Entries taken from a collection

━━━━━━━━

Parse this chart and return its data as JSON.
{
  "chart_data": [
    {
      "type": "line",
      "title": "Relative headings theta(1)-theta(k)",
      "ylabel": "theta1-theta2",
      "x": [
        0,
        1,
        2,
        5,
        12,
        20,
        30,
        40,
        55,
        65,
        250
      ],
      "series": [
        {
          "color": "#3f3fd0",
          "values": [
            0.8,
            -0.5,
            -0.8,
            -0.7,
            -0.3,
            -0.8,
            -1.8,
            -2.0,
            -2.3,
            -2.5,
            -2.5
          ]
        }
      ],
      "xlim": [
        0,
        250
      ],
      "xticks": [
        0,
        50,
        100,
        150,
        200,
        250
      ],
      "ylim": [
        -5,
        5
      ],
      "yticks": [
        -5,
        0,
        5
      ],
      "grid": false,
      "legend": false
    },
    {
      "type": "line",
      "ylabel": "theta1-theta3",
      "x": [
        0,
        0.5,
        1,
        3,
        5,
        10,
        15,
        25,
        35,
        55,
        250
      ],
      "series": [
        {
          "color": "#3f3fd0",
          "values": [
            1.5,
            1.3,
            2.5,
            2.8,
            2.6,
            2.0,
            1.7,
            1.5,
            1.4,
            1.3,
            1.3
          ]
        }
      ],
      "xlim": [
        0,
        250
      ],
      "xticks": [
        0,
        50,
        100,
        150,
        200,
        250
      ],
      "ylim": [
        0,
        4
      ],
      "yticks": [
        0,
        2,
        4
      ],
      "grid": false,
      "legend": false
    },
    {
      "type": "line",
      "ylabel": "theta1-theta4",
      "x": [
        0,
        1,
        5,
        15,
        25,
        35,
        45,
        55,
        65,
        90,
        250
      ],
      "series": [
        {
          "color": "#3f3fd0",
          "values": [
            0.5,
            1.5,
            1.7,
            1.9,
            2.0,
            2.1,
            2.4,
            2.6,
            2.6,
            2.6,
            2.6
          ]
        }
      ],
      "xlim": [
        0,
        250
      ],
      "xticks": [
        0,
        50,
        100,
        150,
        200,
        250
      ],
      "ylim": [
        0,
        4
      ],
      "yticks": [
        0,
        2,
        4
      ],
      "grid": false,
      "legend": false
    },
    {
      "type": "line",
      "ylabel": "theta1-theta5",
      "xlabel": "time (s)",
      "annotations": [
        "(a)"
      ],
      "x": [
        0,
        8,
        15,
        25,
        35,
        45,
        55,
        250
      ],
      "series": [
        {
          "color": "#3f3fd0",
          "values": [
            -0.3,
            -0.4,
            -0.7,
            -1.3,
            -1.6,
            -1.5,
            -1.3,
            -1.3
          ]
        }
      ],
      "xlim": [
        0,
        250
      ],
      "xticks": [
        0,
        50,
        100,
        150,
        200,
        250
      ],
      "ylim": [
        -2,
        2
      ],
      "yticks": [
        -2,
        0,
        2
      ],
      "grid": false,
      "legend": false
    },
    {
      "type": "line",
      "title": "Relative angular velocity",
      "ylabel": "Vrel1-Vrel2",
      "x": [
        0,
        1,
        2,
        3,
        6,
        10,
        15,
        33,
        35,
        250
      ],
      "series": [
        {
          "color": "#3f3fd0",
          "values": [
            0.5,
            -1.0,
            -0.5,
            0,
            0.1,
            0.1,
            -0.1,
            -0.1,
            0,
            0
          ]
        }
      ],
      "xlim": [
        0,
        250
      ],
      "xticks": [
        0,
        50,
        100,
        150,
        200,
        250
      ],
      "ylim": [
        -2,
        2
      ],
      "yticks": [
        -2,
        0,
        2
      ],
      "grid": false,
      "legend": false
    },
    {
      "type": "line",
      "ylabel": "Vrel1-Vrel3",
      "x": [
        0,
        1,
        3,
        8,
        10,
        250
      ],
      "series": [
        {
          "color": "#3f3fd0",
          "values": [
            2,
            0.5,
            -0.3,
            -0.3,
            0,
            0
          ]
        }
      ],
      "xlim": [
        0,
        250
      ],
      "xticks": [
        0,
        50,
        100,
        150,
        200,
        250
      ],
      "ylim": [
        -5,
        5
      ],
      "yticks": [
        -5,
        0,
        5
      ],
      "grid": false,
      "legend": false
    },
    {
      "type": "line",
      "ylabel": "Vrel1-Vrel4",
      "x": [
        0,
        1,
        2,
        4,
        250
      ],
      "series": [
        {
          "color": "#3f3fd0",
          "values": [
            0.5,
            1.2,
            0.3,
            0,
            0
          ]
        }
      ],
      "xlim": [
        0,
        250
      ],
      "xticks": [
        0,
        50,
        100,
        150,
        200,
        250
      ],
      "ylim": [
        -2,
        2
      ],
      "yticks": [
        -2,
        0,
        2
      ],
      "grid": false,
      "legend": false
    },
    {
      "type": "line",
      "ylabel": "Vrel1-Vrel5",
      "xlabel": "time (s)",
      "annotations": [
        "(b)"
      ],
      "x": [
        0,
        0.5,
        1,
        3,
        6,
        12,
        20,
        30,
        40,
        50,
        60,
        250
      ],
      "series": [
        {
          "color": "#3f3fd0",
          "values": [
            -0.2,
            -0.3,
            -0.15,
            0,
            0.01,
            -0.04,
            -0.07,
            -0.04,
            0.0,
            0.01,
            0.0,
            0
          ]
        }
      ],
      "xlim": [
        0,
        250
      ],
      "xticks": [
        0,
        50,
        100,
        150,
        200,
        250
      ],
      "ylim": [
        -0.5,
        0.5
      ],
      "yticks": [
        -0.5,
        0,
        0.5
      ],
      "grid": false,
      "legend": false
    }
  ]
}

━━━━━━━━

» **What is being asked**:
Type the material above out again, exactly.

» **Full output**:
Parse this chart and return its data as JSON.
{
  "chart_data": [
    {
      "type": "line",
      "title": "Relative headings theta(1)-theta(k)",
      "ylabel": "theta1-theta2",
      "x": [
        0,
        1,
        2,
        5,
        12,
        20,
        30,
        40,
        55,
        65,
        250
      ],
      "series": [
        {
          "color": "#3f3fd0",
          "values": [
            0.8,
            -0.5,
            -0.8,
            -0.7,
            -0.3,
            -0.8,
            -1.8,
            -2.0,
            -2.3,
            -2.5,
            -2.5
          ]
        }
      ],
      "xlim": [
        0,
        250
      ],
      "xticks": [
        0,
        50,
        100,
        150,
        200,
        250
      ],
      "ylim": [
        -5,
        5
      ],
      "yticks": [
        -5,
        0,
        5
      ],
      "grid": false,
      "legend": false
    },
    {
      "type": "line",
      "ylabel": "theta1-theta3",
      "x": [
        0,
        0.5,
        1,
        3,
        5,
        10,
        15,
        25,
        35,
        55,
        250
      ],
      "series": [
        {
          "color": "#3f3fd0",
          "values": [
            1.5,
            1.3,
            2.5,
            2.8,
            2.6,
            2.0,
            1.7,
            1.5,
            1.4,
            1.3,
            1.3
          ]
        }
      ],
      "xlim": [
        0,
        250
      ],
      "xticks": [
        0,
        50,
        100,
        150,
        200,
        250
      ],
      "ylim": [
        0,
        4
      ],
      "yticks": [
        0,
        2,
        4
      ],
      "grid": false,
      "legend": false
    },
    {
      "type": "line",
      "ylabel": "theta1-theta4",
      "x": [
        0,
        1,
        5,
        15,
        25,
        35,
        45,
        55,
        65,
        90,
        250
      ],
      "series": [
        {
          "color": "#3f3fd0",
          "values": [
            0.5,
            1.5,
            1.7,
            1.9,
            2.0,
            2.1,
            2.4,
            2.6,
            2.6,
            2.6,
            2.6
          ]
        }
      ],
      "xlim": [
        0,
        250
      ],
      "xticks": [
        0,
        50,
        100,
        150,
        200,
        250
      ],
      "ylim": [
        0,
        4
      ],
      "yticks": [
        0,
        2,
        4
      ],
      "grid": false,
      "legend": false
    },
    {
      "type": "line",
      "ylabel": "theta1-theta5",
      "xlabel": "time (s)",
      "annotations": [
        "(a)"
      ],
      "x": [
        0,
        8,
        15,
        25,
        35,
        45,
        55,
        250
      ],
      "series": [
        {
          "color": "#3f3fd0",
          "values": [
            -0.3,
            -0.4,
            -0.7,
            -1.3,
            -1.6,
            -1.5,
            -1.3,
            -1.3
          ]
        }
      ],
      "xlim": [
        0,
        250
      ],
      "xticks": [
        0,
        50,
        100,
        150,
        200,
        250
      ],
      "ylim": [
        -2,
        2
      ],
      "yticks": [
        -2,
        0,
        2
      ],
      "grid": false,
      "legend": false
    },
    {
      "type": "line",
      "title": "Relative angular velocity",
      "ylabel": "Vrel1-Vrel2",
      "x": [
        0,
        1,
        2,
        3,
        6,
        10,
        15,
        33,
        35,
        250
      ],
      "series": [
        {
          "color": "#3f3fd0",
          "values": [
            0.5,
            -1.0,
            -0.5,
            0,
            0.1,
            0.1,
            -0.1,
            -0.1,
            0,
            0
          ]
        }
      ],
      "xlim": [
        0,
        250
      ],
      "xticks": [
        0,
        50,
        100,
        150,
        200,
        250
      ],
      "ylim": [
        -2,
        2
      ],
      "yticks": [
        -2,
        0,
        2
      ],
      "grid": false,
      "legend": false
    },
    {
      "type": "line",
      "ylabel": "Vrel1-Vrel3",
      "x": [
        0,
        1,
        3,
        8,
        10,
        250
      ],
      "series": [
        {
          "color": "#3f3fd0",
          "values": [
            2,
            0.5,
            -0.3,
            -0.3,
            0,
            0
          ]
        }
      ],
      "xlim": [
        0,
        250
      ],
      "xticks": [
        0,
        50,
        100,
        150,
        200,
        250
      ],
      "ylim": [
        -5,
        5
      ],
      "yticks": [
        -5,
        0,
        5
      ],
      "grid": false,
      "legend": false
    },
    {
      "type": "line",
      "ylabel": "Vrel1-Vrel4",
      "x": [
        0,
        1,
        2,
        4,
        250
      ],
      "series": [
        {
          "color": "#3f3fd0",
          "values": [
            0.5,
            1.2,
            0.3,
            0,
            0
          ]
        }
      ],
      "xlim": [
        0,
        250
      ],
      "xticks": [
        0,
        50,
        100,
        150,
        200,
        250
      ],
      "ylim": [
        -2,
        2
      ],
      "yticks": [
        -2,
        0,
        2
      ],
      "grid": false,
      "legend": false
    },
    {
      "type": "line",
      "ylabel": "Vrel1-Vrel5",
      "xlabel": "time (s)",
      "annotations": [
        "(b)"
      ],
      "x": [
        0,
        0.5,
        1,
        3,
        6,
        12,
        20,
        30,
        40,
        50,
        60,
        250
      ],
      "series": [
        {
          "color": "#3f3fd0",
          "values": [
            -0.2,
            -0.3,
            -0.15,
            0,
            0.01,
            -0.04,
            -0.07,
            -0.04,
            0.0,
            0.01,
            0.0,
            0
          ]
        }
      ],
      "xlim": [
        0,
        250
      ],
      "xticks": [
        0,
        50,
        100,
        150,
        200,
        250
      ],
      "ylim": [
        -0.5,
        0.5
      ],
      "yticks": [
        -0.5,
        0,
        0.5
      ],
      "grid": false,
      "legend": false
    }
  ]
}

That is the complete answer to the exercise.